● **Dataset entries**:
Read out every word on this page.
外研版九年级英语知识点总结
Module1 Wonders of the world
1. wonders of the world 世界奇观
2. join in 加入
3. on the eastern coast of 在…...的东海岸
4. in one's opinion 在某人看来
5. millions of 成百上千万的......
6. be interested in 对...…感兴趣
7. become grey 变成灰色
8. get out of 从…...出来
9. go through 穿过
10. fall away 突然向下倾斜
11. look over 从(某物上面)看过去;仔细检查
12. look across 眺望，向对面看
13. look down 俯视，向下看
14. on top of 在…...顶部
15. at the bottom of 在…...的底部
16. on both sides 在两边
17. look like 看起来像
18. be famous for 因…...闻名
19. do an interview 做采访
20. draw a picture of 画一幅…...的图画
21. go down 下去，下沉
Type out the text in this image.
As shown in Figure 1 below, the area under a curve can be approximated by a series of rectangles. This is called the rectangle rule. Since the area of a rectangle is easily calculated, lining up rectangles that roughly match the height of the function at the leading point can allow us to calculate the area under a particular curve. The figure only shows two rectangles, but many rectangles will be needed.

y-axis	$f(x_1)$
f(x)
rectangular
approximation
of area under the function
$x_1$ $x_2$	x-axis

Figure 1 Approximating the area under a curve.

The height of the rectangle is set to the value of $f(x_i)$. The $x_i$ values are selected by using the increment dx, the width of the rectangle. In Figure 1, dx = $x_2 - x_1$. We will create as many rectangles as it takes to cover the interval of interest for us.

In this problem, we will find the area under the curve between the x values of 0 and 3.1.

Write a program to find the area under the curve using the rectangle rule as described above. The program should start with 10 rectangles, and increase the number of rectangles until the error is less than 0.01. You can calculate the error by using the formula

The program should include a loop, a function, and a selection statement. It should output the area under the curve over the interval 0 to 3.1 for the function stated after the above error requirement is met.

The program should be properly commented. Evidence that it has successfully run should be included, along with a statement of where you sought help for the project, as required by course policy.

● **What you have to do**: Every entry should be output exactly as written, please.

● **Written solution**:
Read out every word on this page.
外研版九年级英语知识点总结
Module1 Wonders of the world
1. wonders of the world 世界奇观
2. join in 加入
3. on the eastern coast of 在…...的东海岸
4. in one's opinion 在某人看来
5. millions of 成百上千万的......
6. be interested in 对...…感兴趣
7. become grey 变成灰色
8. get out of 从…...出来
9. go through 穿过
10. fall away 突然向下倾斜
11. look over 从(某物上面)看过去;仔细检查
12. look across 眺望，向对面看
13. look down 俯视，向下看
14. on top of 在…...顶部
15. at the bottom of 在…...的底部
16. on both sides 在两边
17. look like 看起来像
18. be famous for 因…...闻名
19. do an interview 做采访
20. draw a picture of 画一幅…...的图画
21. go down 下去，下沉
Type out the text in this image.
As shown in Figure 1 below, the area under a curve can be approximated by a series of rectangles. This is called the rectangle rule. Since the area of a rectangle is easily calculated, lining up rectangles that roughly match the height of the function at the leading point can allow us to calculate the area under a particular curve. The figure only shows two rectangles, but many rectangles will be needed.

y-axis	$f(x_1)$
f(x)
rectangular
approximation
of area under the function
$x_1$ $x_2$	x-axis

Figure 1 Approximating the area under a curve.

The height of the rectangle is set to the value of $f(x_i)$. The $x_i$ values are selected by using the increment dx, the width of the rectangle. In Figure 1, dx = $x_2 - x_1$. We will create as many rectangles as it takes to cover the interval of interest for us.

In this problem, we will find the area under the curve between the x values of 0 and 3.1.

Write a program to find the area under the curve using the rectangle rule as described above. The program should start with 10 rectangles, and increase the number of rectangles until the error is less than 0.01. You can calculate the error by using the formula

The program should include a loop, a function, and a selection statement. It should output the area under the curve over the interval 0 to 3.1 for the function stated after the above error requirement is met.

The program should be properly commented. Evidence that it has successfully run should be included, along with a statement of where you sought help for the project, as required by course policy.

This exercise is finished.